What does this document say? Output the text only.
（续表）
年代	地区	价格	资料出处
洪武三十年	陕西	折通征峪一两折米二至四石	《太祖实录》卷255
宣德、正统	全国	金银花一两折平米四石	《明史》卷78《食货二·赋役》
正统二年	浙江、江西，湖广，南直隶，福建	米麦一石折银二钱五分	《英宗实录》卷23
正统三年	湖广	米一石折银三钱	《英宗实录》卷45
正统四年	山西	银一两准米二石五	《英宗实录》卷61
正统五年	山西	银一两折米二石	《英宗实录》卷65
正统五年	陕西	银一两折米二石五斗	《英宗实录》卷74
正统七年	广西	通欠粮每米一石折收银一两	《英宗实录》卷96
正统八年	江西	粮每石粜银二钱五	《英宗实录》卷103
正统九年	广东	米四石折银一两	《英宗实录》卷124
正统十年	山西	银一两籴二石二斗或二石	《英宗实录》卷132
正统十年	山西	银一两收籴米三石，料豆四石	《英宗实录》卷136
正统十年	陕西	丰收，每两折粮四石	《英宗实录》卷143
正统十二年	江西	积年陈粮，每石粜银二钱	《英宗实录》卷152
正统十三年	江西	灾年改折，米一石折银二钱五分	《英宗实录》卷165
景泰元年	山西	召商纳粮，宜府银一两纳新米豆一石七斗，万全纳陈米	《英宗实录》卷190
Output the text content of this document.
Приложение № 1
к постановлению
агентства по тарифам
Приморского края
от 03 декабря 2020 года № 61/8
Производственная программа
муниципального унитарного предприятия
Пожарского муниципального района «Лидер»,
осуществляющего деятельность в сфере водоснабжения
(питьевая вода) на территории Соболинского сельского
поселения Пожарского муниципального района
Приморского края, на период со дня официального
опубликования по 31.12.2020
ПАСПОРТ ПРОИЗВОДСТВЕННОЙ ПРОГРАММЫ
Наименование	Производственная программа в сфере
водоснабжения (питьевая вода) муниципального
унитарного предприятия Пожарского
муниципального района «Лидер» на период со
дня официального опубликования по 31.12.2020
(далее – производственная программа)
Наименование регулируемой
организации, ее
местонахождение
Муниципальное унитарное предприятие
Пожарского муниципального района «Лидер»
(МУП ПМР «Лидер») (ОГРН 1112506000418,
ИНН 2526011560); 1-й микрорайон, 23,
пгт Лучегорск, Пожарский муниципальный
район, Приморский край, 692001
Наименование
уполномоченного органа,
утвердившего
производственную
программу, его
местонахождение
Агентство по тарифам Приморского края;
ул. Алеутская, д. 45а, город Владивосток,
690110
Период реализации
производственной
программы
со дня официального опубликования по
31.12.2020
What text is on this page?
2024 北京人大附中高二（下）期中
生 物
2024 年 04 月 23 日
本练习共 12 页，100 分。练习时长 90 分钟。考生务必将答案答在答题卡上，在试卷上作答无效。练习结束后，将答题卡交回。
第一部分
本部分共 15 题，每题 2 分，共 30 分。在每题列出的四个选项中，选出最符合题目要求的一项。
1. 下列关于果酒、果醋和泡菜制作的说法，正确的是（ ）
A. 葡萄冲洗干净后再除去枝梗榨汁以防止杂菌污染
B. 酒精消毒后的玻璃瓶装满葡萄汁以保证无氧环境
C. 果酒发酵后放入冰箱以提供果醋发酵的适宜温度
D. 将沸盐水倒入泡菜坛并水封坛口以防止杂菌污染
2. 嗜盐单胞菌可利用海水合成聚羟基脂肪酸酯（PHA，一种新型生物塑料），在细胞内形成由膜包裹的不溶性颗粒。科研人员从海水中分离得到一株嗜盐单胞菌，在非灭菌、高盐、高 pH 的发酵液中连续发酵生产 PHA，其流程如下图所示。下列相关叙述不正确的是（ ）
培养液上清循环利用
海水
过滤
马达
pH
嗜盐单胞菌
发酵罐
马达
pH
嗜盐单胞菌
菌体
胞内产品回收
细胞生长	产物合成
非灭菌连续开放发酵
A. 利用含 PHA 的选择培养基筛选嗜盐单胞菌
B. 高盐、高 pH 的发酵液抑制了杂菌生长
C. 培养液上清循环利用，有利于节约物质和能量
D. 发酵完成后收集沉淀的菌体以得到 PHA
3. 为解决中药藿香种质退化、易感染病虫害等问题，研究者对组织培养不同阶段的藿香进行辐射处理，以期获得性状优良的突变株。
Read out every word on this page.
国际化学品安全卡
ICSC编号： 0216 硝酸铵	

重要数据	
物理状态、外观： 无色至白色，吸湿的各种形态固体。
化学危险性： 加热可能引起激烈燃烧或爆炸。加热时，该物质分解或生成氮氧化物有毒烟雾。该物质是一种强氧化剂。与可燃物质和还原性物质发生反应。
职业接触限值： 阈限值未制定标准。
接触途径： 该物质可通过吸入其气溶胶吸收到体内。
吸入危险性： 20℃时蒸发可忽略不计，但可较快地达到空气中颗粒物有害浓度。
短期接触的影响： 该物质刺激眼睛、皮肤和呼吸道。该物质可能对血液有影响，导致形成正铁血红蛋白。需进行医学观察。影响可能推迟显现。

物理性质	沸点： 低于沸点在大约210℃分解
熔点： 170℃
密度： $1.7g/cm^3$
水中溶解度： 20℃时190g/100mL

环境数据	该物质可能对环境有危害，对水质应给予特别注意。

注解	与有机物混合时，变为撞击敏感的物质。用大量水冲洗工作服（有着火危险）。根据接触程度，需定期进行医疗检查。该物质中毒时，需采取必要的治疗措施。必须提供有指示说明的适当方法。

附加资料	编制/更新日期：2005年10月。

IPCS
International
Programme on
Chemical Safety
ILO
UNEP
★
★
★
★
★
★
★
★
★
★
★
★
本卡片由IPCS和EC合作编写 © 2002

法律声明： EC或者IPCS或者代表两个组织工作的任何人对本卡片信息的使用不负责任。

■ WHAT THIS TASK INVOLVES ■
Reproduce the material above without altering a single character.

■ RESULT ■
What does this document say? Output the text only.
（续表）
年代	地区	价格	资料出处
洪武三十年	陕西	折通征峪一两折米二至四石	《太祖实录》卷255
宣德、正统	全国	金银花一两折平米四石	《明史》卷78《食货二·赋役》
正统二年	浙江、江西，湖广，南直隶，福建	米麦一石折银二钱五分	《英宗实录》卷23
正统三年	湖广	米一石折银三钱	《英宗实录》卷45
正统四年	山西	银一两准米二石五	《英宗实录》卷61
正统五年	山西	银一两折米二石	《英宗实录》卷65
正统五年	陕西	银一两折米二石五斗	《英宗实录》卷74
正统七年	广西	通欠粮每米一石折收银一两	《英宗实录》卷96
正统八年	江西	粮每石粜银二钱五	《英宗实录》卷103
正统九年	广东	米四石折银一两	《英宗实录》卷124
正统十年	山西	银一两籴二石二斗或二石	《英宗实录》卷132
正统十年	山西	银一两收籴米三石，料豆四石	《英宗实录》卷136
正统十年	陕西	丰收，每两折粮四石	《英宗实录》卷143
正统十二年	江西	积年陈粮，每石粜银二钱	《英宗实录》卷152
正统十三年	江西	灾年改折，米一石折银二钱五分	《英宗实录》卷165
景泰元年	山西	召商纳粮，宜府银一两纳新米豆一石七斗，万全纳陈米	《英宗实录》卷190
Output the text content of this document.
Приложение № 1
к постановлению
агентства по тарифам
Приморского края
от 03 декабря 2020 года № 61/8
Производственная программа
муниципального унитарного предприятия
Пожарского муниципального района «Лидер»,
осуществляющего деятельность в сфере водоснабжения
(питьевая вода) на территории Соболинского сельского
поселения Пожарского муниципального района
Приморского края, на период со дня официального
опубликования по 31.12.2020
ПАСПОРТ ПРОИЗВОДСТВЕННОЙ ПРОГРАММЫ
Наименование	Производственная программа в сфере
водоснабжения (питьевая вода) муниципального
унитарного предприятия Пожарского
муниципального района «Лидер» на период со
дня официального опубликования по 31.12.2020
(далее – производственная программа)
Наименование регулируемой
организации, ее
местонахождение
Муниципальное унитарное предприятие
Пожарского муниципального района «Лидер»
(МУП ПМР «Лидер») (ОГРН 1112506000418,
ИНН 2526011560); 1-й микрорайон, 23,
пгт Лучегорск, Пожарский муниципальный
район, Приморский край, 692001
Наименование
уполномоченного органа,
утвердившего
производственную
программу, его
местонахождение
Агентство по тарифам Приморского края;
ул. Алеутская, д. 45а, город Владивосток,
690110
Период реализации
производственной
программы
со дня официального опубликования по
31.12.2020
What text is on this page?
2024 北京人大附中高二（下）期中
生 物
2024 年 04 月 23 日
本练习共 12 页，100 分。练习时长 90 分钟。考生务必将答案答在答题卡上，在试卷上作答无效。练习结束后，将答题卡交回。
第一部分
本部分共 15 题，每题 2 分，共 30 分。在每题列出的四个选项中，选出最符合题目要求的一项。
1. 下列关于果酒、果醋和泡菜制作的说法，正确的是（ ）
A. 葡萄冲洗干净后再除去枝梗榨汁以防止杂菌污染
B. 酒精消毒后的玻璃瓶装满葡萄汁以保证无氧环境
C. 果酒发酵后放入冰箱以提供果醋发酵的适宜温度
D. 将沸盐水倒入泡菜坛并水封坛口以防止杂菌污染
2. 嗜盐单胞菌可利用海水合成聚羟基脂肪酸酯（PHA，一种新型生物塑料），在细胞内形成由膜包裹的不溶性颗粒。科研人员从海水中分离得到一株嗜盐单胞菌，在非灭菌、高盐、高 pH 的发酵液中连续发酵生产 PHA，其流程如下图所示。下列相关叙述不正确的是（ ）
培养液上清循环利用
海水
过滤
马达
pH
嗜盐单胞菌
发酵罐
马达
pH
嗜盐单胞菌
菌体
胞内产品回收
细胞生长	产物合成
非灭菌连续开放发酵
A. 利用含 PHA 的选择培养基筛选嗜盐单胞菌
B. 高盐、高 pH 的发酵液抑制了杂菌生长
C. 培养液上清循环利用，有利于节约物质和能量
D. 发酵完成后收集沉淀的菌体以得到 PHA
3. 为解决中药藿香种质退化、易感染病虫害等问题，研究者对组织培养不同阶段的藿香进行辐射处理，以期获得性状优良的突变株。
Read out every word on this page.
国际化学品安全卡
ICSC编号： 0216 硝酸铵	

重要数据	
物理状态、外观： 无色至白色，吸湿的各种形态固体。
化学危险性： 加热可能引起激烈燃烧或爆炸。加热时，该物质分解或生成氮氧化物有毒烟雾。该物质是一种强氧化剂。与可燃物质和还原性物质发生反应。
职业接触限值： 阈限值未制定标准。
接触途径： 该物质可通过吸入其气溶胶吸收到体内。
吸入危险性： 20℃时蒸发可忽略不计，但可较快地达到空气中颗粒物有害浓度。
短期接触的影响： 该物质刺激眼睛、皮肤和呼吸道。该物质可能对血液有影响，导致形成正铁血红蛋白。需进行医学观察。影响可能推迟显现。

物理性质	沸点： 低于沸点在大约210℃分解
熔点： 170℃
密度： $1.7g/cm^3$
水中溶解度： 20℃时190g/100mL

环境数据	该物质可能对环境有危害，对水质应给予特别注意。

注解	与有机物混合时，变为撞击敏感的物质。用大量水冲洗工作服（有着火危险）。根据接触程度，需定期进行医疗检查。该物质中毒时，需采取必要的治疗措施。必须提供有指示说明的适当方法。

附加资料	编制/更新日期：2005年10月。

IPCS
International
Programme on
Chemical Safety
ILO
UNEP
★
★
★
★
★
★
★
★
★
★
★
★
本卡片由IPCS和EC合作编写 © 2002

法律声明： EC或者IPCS或者代表两个组织工作的任何人对本卡片信息的使用不负责任。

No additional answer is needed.